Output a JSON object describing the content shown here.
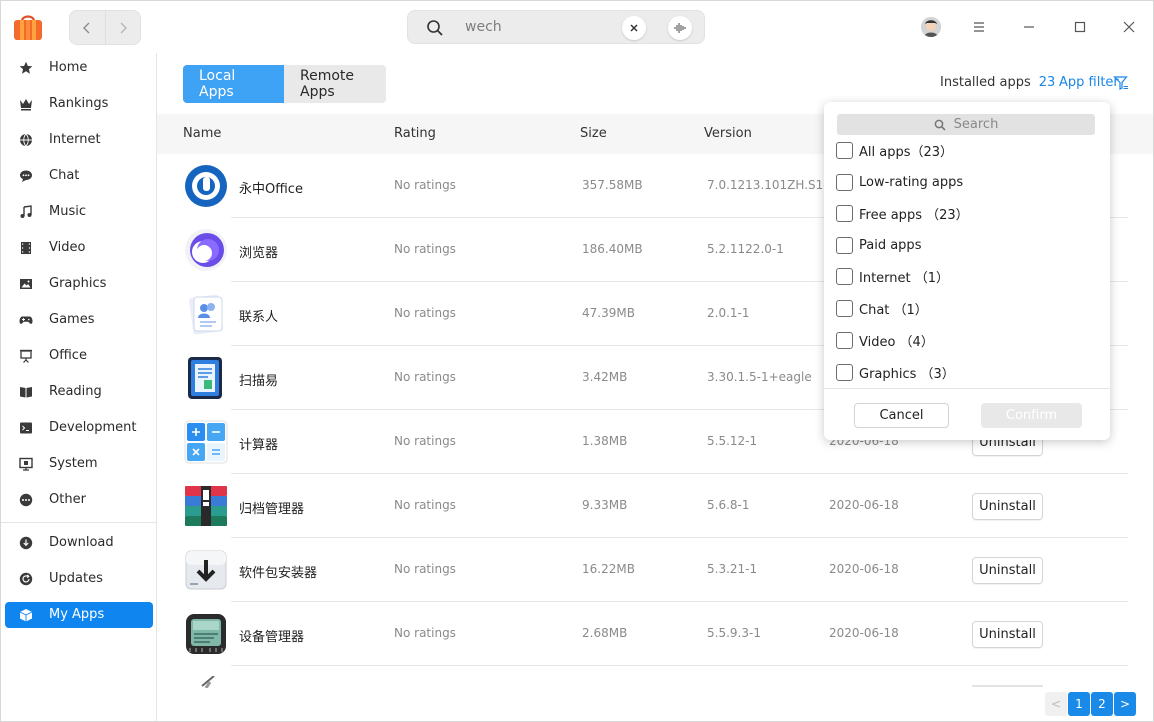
{
  "search": {
    "query": "wech"
  },
  "sidebar": {
    "items": [
      {
        "label": "Home",
        "icon": "star-icon"
      },
      {
        "label": "Rankings",
        "icon": "crown-icon"
      },
      {
        "label": "Internet",
        "icon": "globe-icon"
      },
      {
        "label": "Chat",
        "icon": "chat-bubble-icon"
      },
      {
        "label": "Music",
        "icon": "music-note-icon"
      },
      {
        "label": "Video",
        "icon": "film-icon"
      },
      {
        "label": "Graphics",
        "icon": "image-icon"
      },
      {
        "label": "Games",
        "icon": "gamepad-icon"
      },
      {
        "label": "Office",
        "icon": "presentation-icon"
      },
      {
        "label": "Reading",
        "icon": "book-icon"
      },
      {
        "label": "Development",
        "icon": "terminal-icon"
      },
      {
        "label": "System",
        "icon": "monitor-icon"
      },
      {
        "label": "Other",
        "icon": "more-dots-icon"
      }
    ],
    "bottom_items": [
      {
        "label": "Download",
        "icon": "download-icon"
      },
      {
        "label": "Updates",
        "icon": "refresh-icon"
      },
      {
        "label": "My Apps",
        "icon": "box-icon"
      }
    ]
  },
  "tabs": {
    "local": "Local Apps",
    "remote": "Remote Apps"
  },
  "installed": {
    "label": "Installed apps",
    "count": "23"
  },
  "filter": {
    "label": "App filter"
  },
  "table": {
    "headers": {
      "name": "Name",
      "rating": "Rating",
      "size": "Size",
      "version": "Version"
    },
    "rows": [
      {
        "name": "永中Office",
        "rating": "No ratings",
        "size": "357.58MB",
        "version": "7.0.1213.101ZH.S1-1",
        "date": "",
        "action": ""
      },
      {
        "name": "浏览器",
        "rating": "No ratings",
        "size": "186.40MB",
        "version": "5.2.1122.0-1",
        "date": "",
        "action": ""
      },
      {
        "name": "联系人",
        "rating": "No ratings",
        "size": "47.39MB",
        "version": "2.0.1-1",
        "date": "",
        "action": ""
      },
      {
        "name": "扫描易",
        "rating": "No ratings",
        "size": "3.42MB",
        "version": "3.30.1.5-1+eagle",
        "date": "",
        "action": ""
      },
      {
        "name": "计算器",
        "rating": "No ratings",
        "size": "1.38MB",
        "version": "5.5.12-1",
        "date": "2020-06-18",
        "action": "Uninstall"
      },
      {
        "name": "归档管理器",
        "rating": "No ratings",
        "size": "9.33MB",
        "version": "5.6.8-1",
        "date": "2020-06-18",
        "action": "Uninstall"
      },
      {
        "name": "软件包安装器",
        "rating": "No ratings",
        "size": "16.22MB",
        "version": "5.3.21-1",
        "date": "2020-06-18",
        "action": "Uninstall"
      },
      {
        "name": "设备管理器",
        "rating": "No ratings",
        "size": "2.68MB",
        "version": "5.5.9.3-1",
        "date": "2020-06-18",
        "action": "Uninstall"
      }
    ]
  },
  "pagination": {
    "pages": [
      "1",
      "2"
    ],
    "current": "1",
    "prev": "<",
    "next": ">"
  },
  "popup": {
    "search_placeholder": "Search",
    "options": [
      "All apps（23）",
      "Low-rating apps",
      "Free apps （23）",
      "Paid apps",
      "Internet （1）",
      "Chat （1）",
      "Video （4）",
      "Graphics （3）"
    ],
    "cancel": "Cancel",
    "confirm": "Confirm"
  },
  "colors": {
    "accent": "#0f86ef",
    "tab_active": "#3ea2f5",
    "link": "#1a86e8"
  }
}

::::::

Reproduce the records above exactly, leaving out every picture they contain.

**Output:**
Output a JSON object describing the content shown here.
{
  "search": {
    "query": "wech"
  },
  "sidebar": {
    "items": [
      {
        "label": "Home",
        "icon": "star-icon"
      },
      {
        "label": "Rankings",
        "icon": "crown-icon"
      },
      {
        "label": "Internet",
        "icon": "globe-icon"
      },
      {
        "label": "Chat",
        "icon": "chat-bubble-icon"
      },
      {
        "label": "Music",
        "icon": "music-note-icon"
      },
      {
        "label": "Video",
        "icon": "film-icon"
      },
      {
        "label": "Graphics",
        "icon": "image-icon"
      },
      {
        "label": "Games",
        "icon": "gamepad-icon"
      },
      {
        "label": "Office",
        "icon": "presentation-icon"
      },
      {
        "label": "Reading",
        "icon": "book-icon"
      },
      {
        "label": "Development",
        "icon": "terminal-icon"
      },
      {
        "label": "System",
        "icon": "monitor-icon"
      },
      {
        "label": "Other",
        "icon": "more-dots-icon"
      }
    ],
    "bottom_items": [
      {
        "label": "Download",
        "icon": "download-icon"
      },
      {
        "label": "Updates",
        "icon": "refresh-icon"
      },
      {
        "label": "My Apps",
        "icon": "box-icon"
      }
    ]
  },
  "tabs": {
    "local": "Local Apps",
    "remote": "Remote Apps"
  },
  "installed": {
    "label": "Installed apps",
    "count": "23"
  },
  "filter": {
    "label": "App filter"
  },
  "table": {
    "headers": {
      "name": "Name",
      "rating": "Rating",
      "size": "Size",
      "version": "Version"
    },
    "rows": [
      {
        "name": "永中Office",
        "rating": "No ratings",
        "size": "357.58MB",
        "version": "7.0.1213.101ZH.S1-1",
        "date": "",
        "action": ""
      },
      {
        "name": "浏览器",
        "rating": "No ratings",
        "size": "186.40MB",
        "version": "5.2.1122.0-1",
        "date": "",
        "action": ""
      },
      {
        "name": "联系人",
        "rating": "No ratings",
        "size": "47.39MB",
        "version": "2.0.1-1",
        "date": "",
        "action": ""
      },
      {
        "name": "扫描易",
        "rating": "No ratings",
        "size": "3.42MB",
        "version": "3.30.1.5-1+eagle",
        "date": "",
        "action": ""
      },
      {
        "name": "计算器",
        "rating": "No ratings",
        "size": "1.38MB",
        "version": "5.5.12-1",
        "date": "2020-06-18",
        "action": "Uninstall"
      },
      {
        "name": "归档管理器",
        "rating": "No ratings",
        "size": "9.33MB",
        "version": "5.6.8-1",
        "date": "2020-06-18",
        "action": "Uninstall"
      },
      {
        "name": "软件包安装器",
        "rating": "No ratings",
        "size": "16.22MB",
        "version": "5.3.21-1",
        "date": "2020-06-18",
        "action": "Uninstall"
      },
      {
        "name": "设备管理器",
        "rating": "No ratings",
        "size": "2.68MB",
        "version": "5.5.9.3-1",
        "date": "2020-06-18",
        "action": "Uninstall"
      }
    ]
  },
  "pagination": {
    "pages": [
      "1",
      "2"
    ],
    "current": "1",
    "prev": "<",
    "next": ">"
  },
  "popup": {
    "search_placeholder": "Search",
    "options": [
      "All apps（23）",
      "Low-rating apps",
      "Free apps （23）",
      "Paid apps",
      "Internet （1）",
      "Chat （1）",
      "Video （4）",
      "Graphics （3）"
    ],
    "cancel": "Cancel",
    "confirm": "Confirm"
  },
  "colors": {
    "accent": "#0f86ef",
    "tab_active": "#3ea2f5",
    "link": "#1a86e8"
  }
}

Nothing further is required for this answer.